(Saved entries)

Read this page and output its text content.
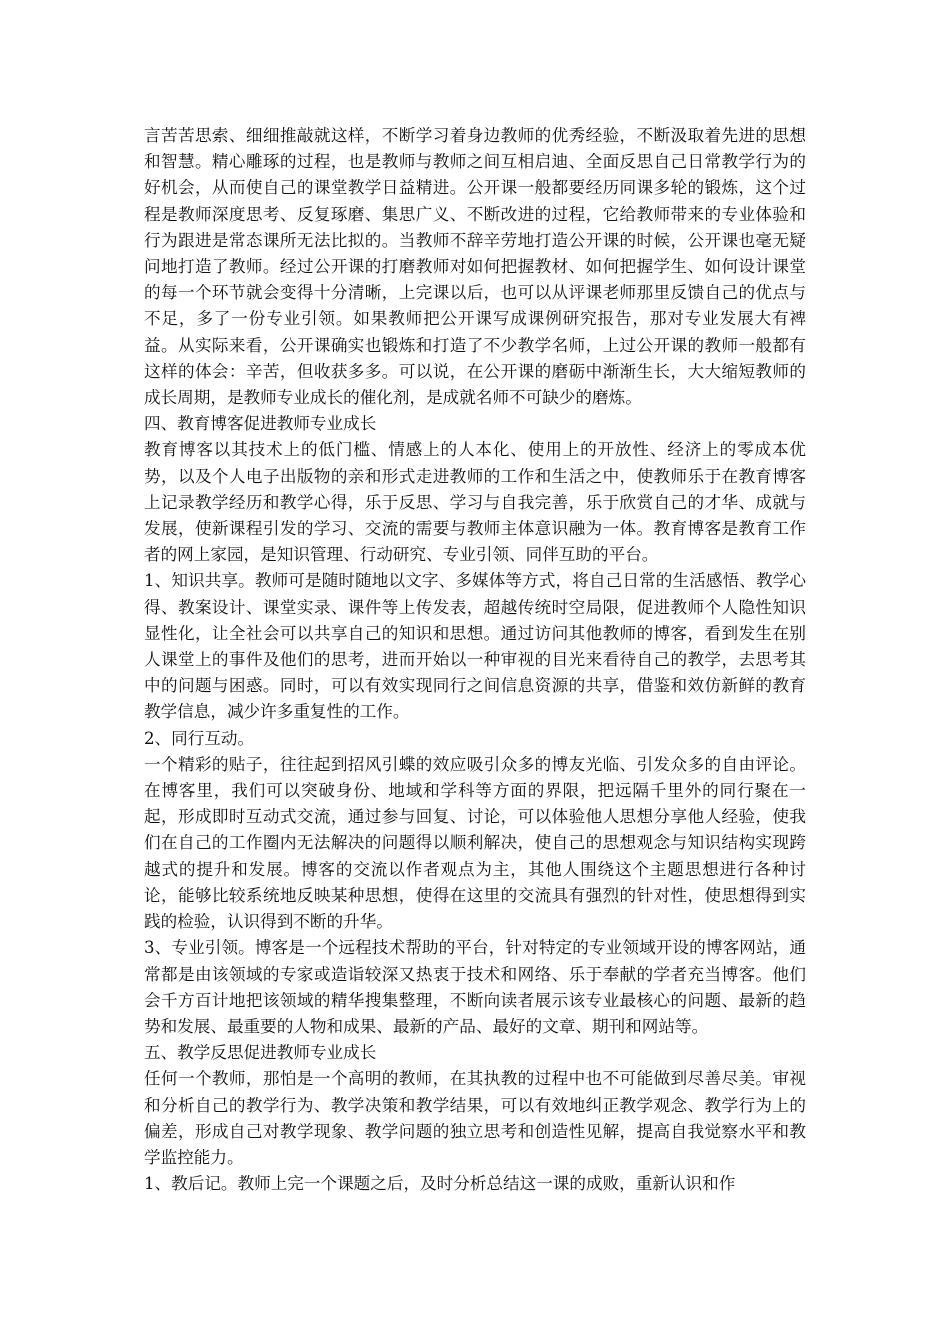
言苦苦思索、细细推敲就这样，不断学习着身边教师的优秀经验，不断汲取着先进的思想和智慧。精心雕琢的过程，也是教师与教师之间互相启迪、全面反思自己日常教学行为的好机会，从而使自己的课堂教学日益精进。公开课一般都要经历同课多轮的锻炼，这个过程是教师深度思考、反复琢磨、集思广义、不断改进的过程，它给教师带来的专业体验和行为跟进是常态课所无法比拟的。当教师不辞辛劳地打造公开课的时候，公开课也毫无疑问地打造了教师。经过公开课的打磨教师对如何把握教材、如何把握学生、如何设计课堂的每一个环节就会变得十分清晰，上完课以后，也可以从评课老师那里反馈自己的优点与不足，多了一份专业引领。如果教师把公开课写成课例研究报告，那对专业发展大有裨益。从实际来看，公开课确实也锻炼和打造了不少教学名师，上过公开课的教师一般都有这样的体会：辛苦，但收获多多。可以说，在公开课的磨砺中渐渐生长，大大缩短教师的成长周期，是教师专业成长的催化剂，是成就名师不可缺少的磨炼。

四、教育博客促进教师专业成长

教育博客以其技术上的低门槛、情感上的人本化、使用上的开放性、经济上的零成本优势，以及个人电子出版物的亲和形式走进教师的工作和生活之中，使教师乐于在教育博客上记录教学经历和教学心得，乐于反思、学习与自我完善，乐于欣赏自己的才华、成就与发展，使新课程引发的学习、交流的需要与教师主体意识融为一体。教育博客是教育工作者的网上家园，是知识管理、行动研究、专业引领、同伴互助的平台。

1、知识共享。教师可是随时随地以文字、多媒体等方式，将自己日常的生活感悟、教学心得、教案设计、课堂实录、课件等上传发表，超越传统时空局限，促进教师个人隐性知识显性化，让全社会可以共享自己的知识和思想。通过访问其他教师的博客，看到发生在别人课堂上的事件及他们的思考，进而开始以一种审视的目光来看待自己的教学，去思考其中的问题与困惑。同时，可以有效实现同行之间信息资源的共享，借鉴和效仿新鲜的教育教学信息，减少许多重复性的工作。

2、同行互动。

一个精彩的贴子，往往起到招风引蝶的效应吸引众多的博友光临、引发众多的自由评论。在博客里，我们可以突破身份、地域和学科等方面的界限，把远隔千里外的同行聚在一起，形成即时互动式交流，通过参与回复、讨论，可以体验他人思想分享他人经验，使我们在自己的工作圈内无法解决的问题得以顺利解决，使自己的思想观念与知识结构实现跨越式的提升和发展。博客的交流以作者观点为主，其他人围绕这个主题思想进行各种讨论，能够比较系统地反映某种思想，使得在这里的交流具有强烈的针对性，使思想得到实践的检验，认识得到不断的升华。

3、专业引领。博客是一个远程技术帮助的平台，针对特定的专业领域开设的博客网站，通常都是由该领域的专家或造诣较深又热衷于技术和网络、乐于奉献的学者充当博客。他们会千方百计地把该领域的精华搜集整理，不断向读者展示该专业最核心的问题、最新的趋势和发展、最重要的人物和成果、最新的产品、最好的文章、期刊和网站等。

五、教学反思促进教师专业成长

任何一个教师，那怕是一个高明的教师，在其执教的过程中也不可能做到尽善尽美。审视和分析自己的教学行为、教学决策和教学结果，可以有效地纠正教学观念、教学行为上的偏差，形成自己对教学现象、教学问题的独立思考和创造性见解，提高自我觉察水平和教学监控能力。

1、教后记。教师上完一个课题之后，及时分析总结这一课的成败，重新认识和作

Required task: Each line of the data should be quoted exactly, with pictures left out.

Exercise response:
Read this page and output its text content.
言苦苦思索、细细推敲就这样，不断学习着身边教师的优秀经验，不断汲取着先进的思想和智慧。精心雕琢的过程，也是教师与教师之间互相启迪、全面反思自己日常教学行为的好机会，从而使自己的课堂教学日益精进。公开课一般都要经历同课多轮的锻炼，这个过程是教师深度思考、反复琢磨、集思广义、不断改进的过程，它给教师带来的专业体验和行为跟进是常态课所无法比拟的。当教师不辞辛劳地打造公开课的时候，公开课也毫无疑问地打造了教师。经过公开课的打磨教师对如何把握教材、如何把握学生、如何设计课堂的每一个环节就会变得十分清晰，上完课以后，也可以从评课老师那里反馈自己的优点与不足，多了一份专业引领。如果教师把公开课写成课例研究报告，那对专业发展大有裨益。从实际来看，公开课确实也锻炼和打造了不少教学名师，上过公开课的教师一般都有这样的体会：辛苦，但收获多多。可以说，在公开课的磨砺中渐渐生长，大大缩短教师的成长周期，是教师专业成长的催化剂，是成就名师不可缺少的磨炼。

四、教育博客促进教师专业成长

教育博客以其技术上的低门槛、情感上的人本化、使用上的开放性、经济上的零成本优势，以及个人电子出版物的亲和形式走进教师的工作和生活之中，使教师乐于在教育博客上记录教学经历和教学心得，乐于反思、学习与自我完善，乐于欣赏自己的才华、成就与发展，使新课程引发的学习、交流的需要与教师主体意识融为一体。教育博客是教育工作者的网上家园，是知识管理、行动研究、专业引领、同伴互助的平台。

1、知识共享。教师可是随时随地以文字、多媒体等方式，将自己日常的生活感悟、教学心得、教案设计、课堂实录、课件等上传发表，超越传统时空局限，促进教师个人隐性知识显性化，让全社会可以共享自己的知识和思想。通过访问其他教师的博客，看到发生在别人课堂上的事件及他们的思考，进而开始以一种审视的目光来看待自己的教学，去思考其中的问题与困惑。同时，可以有效实现同行之间信息资源的共享，借鉴和效仿新鲜的教育教学信息，减少许多重复性的工作。

2、同行互动。

一个精彩的贴子，往往起到招风引蝶的效应吸引众多的博友光临、引发众多的自由评论。在博客里，我们可以突破身份、地域和学科等方面的界限，把远隔千里外的同行聚在一起，形成即时互动式交流，通过参与回复、讨论，可以体验他人思想分享他人经验，使我们在自己的工作圈内无法解决的问题得以顺利解决，使自己的思想观念与知识结构实现跨越式的提升和发展。博客的交流以作者观点为主，其他人围绕这个主题思想进行各种讨论，能够比较系统地反映某种思想，使得在这里的交流具有强烈的针对性，使思想得到实践的检验，认识得到不断的升华。

3、专业引领。博客是一个远程技术帮助的平台，针对特定的专业领域开设的博客网站，通常都是由该领域的专家或造诣较深又热衷于技术和网络、乐于奉献的学者充当博客。他们会千方百计地把该领域的精华搜集整理，不断向读者展示该专业最核心的问题、最新的趋势和发展、最重要的人物和成果、最新的产品、最好的文章、期刊和网站等。

五、教学反思促进教师专业成长

任何一个教师，那怕是一个高明的教师，在其执教的过程中也不可能做到尽善尽美。审视和分析自己的教学行为、教学决策和教学结果，可以有效地纠正教学观念、教学行为上的偏差，形成自己对教学现象、教学问题的独立思考和创造性见解，提高自我觉察水平和教学监控能力。

1、教后记。教师上完一个课题之后，及时分析总结这一课的成败，重新认识和作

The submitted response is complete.